** Written task **
Spot every line with the word "Contributions" and return it.

** Data shown **
****

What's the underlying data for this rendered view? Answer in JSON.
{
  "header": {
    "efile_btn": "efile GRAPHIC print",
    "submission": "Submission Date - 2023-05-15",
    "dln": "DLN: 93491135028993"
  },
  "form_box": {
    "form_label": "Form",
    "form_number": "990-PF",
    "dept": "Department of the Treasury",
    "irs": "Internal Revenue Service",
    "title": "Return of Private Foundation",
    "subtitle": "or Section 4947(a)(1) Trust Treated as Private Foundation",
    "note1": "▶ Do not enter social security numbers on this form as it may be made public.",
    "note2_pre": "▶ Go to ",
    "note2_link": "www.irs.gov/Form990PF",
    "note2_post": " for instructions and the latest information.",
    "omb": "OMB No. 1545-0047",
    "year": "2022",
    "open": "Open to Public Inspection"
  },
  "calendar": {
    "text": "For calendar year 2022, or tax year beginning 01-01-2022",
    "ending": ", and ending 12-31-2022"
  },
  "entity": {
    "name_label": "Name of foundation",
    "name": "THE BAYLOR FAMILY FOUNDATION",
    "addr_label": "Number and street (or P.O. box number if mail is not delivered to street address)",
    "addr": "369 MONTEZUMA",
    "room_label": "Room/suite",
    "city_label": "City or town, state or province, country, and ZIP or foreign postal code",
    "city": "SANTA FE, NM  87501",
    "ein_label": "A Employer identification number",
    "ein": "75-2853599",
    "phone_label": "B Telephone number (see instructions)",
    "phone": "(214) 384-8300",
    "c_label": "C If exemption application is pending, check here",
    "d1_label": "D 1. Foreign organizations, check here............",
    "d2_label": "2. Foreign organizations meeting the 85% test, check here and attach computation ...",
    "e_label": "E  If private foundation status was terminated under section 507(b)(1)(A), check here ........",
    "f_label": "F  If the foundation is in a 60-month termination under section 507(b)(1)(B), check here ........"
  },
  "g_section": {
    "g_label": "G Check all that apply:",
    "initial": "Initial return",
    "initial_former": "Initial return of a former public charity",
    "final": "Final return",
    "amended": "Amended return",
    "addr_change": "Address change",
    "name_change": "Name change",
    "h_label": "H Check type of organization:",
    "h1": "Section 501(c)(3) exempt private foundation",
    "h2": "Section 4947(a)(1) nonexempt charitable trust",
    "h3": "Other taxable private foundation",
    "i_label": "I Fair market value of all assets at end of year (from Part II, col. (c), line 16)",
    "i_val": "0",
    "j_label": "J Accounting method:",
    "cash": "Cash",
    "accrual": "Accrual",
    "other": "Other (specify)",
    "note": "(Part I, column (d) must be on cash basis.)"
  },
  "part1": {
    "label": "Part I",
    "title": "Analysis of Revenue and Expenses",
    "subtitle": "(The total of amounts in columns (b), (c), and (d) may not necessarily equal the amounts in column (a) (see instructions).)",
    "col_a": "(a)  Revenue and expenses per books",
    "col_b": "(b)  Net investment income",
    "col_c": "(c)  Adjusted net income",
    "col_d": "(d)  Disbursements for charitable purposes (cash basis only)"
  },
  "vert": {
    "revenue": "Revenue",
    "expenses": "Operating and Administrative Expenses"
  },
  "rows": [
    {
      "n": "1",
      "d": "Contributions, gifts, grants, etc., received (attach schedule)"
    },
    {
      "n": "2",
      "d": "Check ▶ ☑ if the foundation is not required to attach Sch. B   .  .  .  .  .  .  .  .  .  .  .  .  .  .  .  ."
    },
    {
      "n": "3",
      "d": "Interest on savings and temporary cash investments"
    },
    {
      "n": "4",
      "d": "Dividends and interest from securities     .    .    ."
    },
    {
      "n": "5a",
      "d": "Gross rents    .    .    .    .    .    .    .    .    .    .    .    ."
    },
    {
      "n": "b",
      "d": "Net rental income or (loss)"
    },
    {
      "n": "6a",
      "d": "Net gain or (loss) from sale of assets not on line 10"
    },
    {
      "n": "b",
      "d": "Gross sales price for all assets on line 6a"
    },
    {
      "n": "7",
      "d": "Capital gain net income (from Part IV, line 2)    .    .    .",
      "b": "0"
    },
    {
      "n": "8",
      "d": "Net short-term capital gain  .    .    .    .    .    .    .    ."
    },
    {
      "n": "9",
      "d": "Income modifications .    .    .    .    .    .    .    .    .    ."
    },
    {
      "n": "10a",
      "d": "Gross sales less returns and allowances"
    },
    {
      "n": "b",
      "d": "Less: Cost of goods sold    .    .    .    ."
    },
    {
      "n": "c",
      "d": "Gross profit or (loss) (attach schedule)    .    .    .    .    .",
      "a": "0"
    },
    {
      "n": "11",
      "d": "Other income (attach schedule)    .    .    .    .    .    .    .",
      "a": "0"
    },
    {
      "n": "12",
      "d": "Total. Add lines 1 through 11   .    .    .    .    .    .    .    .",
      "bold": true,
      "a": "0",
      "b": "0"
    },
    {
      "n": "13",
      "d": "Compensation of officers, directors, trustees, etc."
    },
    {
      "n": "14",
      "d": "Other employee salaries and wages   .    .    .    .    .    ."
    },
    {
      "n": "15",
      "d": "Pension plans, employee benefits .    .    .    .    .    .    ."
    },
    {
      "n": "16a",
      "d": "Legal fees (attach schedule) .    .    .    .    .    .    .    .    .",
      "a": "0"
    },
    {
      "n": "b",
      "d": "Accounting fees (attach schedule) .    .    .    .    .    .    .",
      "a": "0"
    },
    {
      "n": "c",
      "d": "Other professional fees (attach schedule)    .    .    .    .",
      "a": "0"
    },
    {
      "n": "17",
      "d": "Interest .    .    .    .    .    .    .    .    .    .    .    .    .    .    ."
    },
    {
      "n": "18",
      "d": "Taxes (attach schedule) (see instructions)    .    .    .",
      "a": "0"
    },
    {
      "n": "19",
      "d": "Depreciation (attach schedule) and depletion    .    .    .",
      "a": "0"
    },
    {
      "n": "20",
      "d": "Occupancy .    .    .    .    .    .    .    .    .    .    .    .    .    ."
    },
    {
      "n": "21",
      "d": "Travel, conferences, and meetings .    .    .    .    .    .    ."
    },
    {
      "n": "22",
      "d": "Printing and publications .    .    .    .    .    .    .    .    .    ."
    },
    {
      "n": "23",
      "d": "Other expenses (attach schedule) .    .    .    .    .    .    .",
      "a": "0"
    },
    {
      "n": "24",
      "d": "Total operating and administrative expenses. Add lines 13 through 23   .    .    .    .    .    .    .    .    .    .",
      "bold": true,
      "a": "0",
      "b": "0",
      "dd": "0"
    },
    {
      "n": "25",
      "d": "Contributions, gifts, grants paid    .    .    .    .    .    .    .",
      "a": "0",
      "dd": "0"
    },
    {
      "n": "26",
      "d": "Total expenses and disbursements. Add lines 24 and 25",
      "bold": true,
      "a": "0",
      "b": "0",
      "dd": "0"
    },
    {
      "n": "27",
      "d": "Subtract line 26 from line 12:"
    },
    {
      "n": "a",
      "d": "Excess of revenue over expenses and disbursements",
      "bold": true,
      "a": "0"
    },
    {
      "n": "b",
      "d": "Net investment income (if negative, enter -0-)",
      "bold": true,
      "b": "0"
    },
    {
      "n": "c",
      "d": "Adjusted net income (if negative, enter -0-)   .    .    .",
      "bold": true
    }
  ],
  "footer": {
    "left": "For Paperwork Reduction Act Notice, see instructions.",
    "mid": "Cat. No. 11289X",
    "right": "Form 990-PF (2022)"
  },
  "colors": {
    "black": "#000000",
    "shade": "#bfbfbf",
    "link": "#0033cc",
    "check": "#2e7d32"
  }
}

****

** Written answer **
      "d": "Contributions, gifts, grants, etc., received (attach schedule)"
      "d": "Contributions, gifts, grants paid    .    .    .    .    .    .    .",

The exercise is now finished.